Set exercise: Go through the listing and copy each line with the string "percent".

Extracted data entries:

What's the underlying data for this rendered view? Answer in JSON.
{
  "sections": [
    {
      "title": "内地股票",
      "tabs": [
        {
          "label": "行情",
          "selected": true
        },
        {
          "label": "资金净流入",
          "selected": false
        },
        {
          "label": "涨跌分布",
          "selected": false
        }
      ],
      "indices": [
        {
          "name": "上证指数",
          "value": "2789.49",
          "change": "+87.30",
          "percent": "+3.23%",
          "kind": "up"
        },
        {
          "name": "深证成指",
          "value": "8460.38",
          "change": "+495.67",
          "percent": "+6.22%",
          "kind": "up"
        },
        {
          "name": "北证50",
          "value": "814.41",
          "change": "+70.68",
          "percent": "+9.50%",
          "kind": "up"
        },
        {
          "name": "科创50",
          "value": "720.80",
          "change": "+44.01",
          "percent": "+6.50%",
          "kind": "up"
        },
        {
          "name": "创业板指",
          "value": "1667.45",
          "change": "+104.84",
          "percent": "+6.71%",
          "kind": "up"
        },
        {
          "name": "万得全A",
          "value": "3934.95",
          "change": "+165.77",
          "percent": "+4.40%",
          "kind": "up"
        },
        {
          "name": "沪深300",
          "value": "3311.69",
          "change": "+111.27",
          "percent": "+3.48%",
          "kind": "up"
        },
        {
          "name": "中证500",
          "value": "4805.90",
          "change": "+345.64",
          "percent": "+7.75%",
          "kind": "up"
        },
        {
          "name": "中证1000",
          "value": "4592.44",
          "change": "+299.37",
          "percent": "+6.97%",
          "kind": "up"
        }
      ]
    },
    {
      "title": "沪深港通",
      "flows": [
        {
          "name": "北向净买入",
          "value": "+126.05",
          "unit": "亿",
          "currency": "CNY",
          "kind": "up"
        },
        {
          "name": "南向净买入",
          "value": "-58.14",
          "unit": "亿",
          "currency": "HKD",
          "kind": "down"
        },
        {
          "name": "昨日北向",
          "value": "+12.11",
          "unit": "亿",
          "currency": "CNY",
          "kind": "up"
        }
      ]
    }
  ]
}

Solution for this task:
          "percent": "+3.23%",
          "percent": "+6.22%",
          "percent": "+9.50%",
          "percent": "+6.50%",
          "percent": "+6.71%",
          "percent": "+4.40%",
          "percent": "+3.48%",
          "percent": "+7.75%",
          "percent": "+6.97%",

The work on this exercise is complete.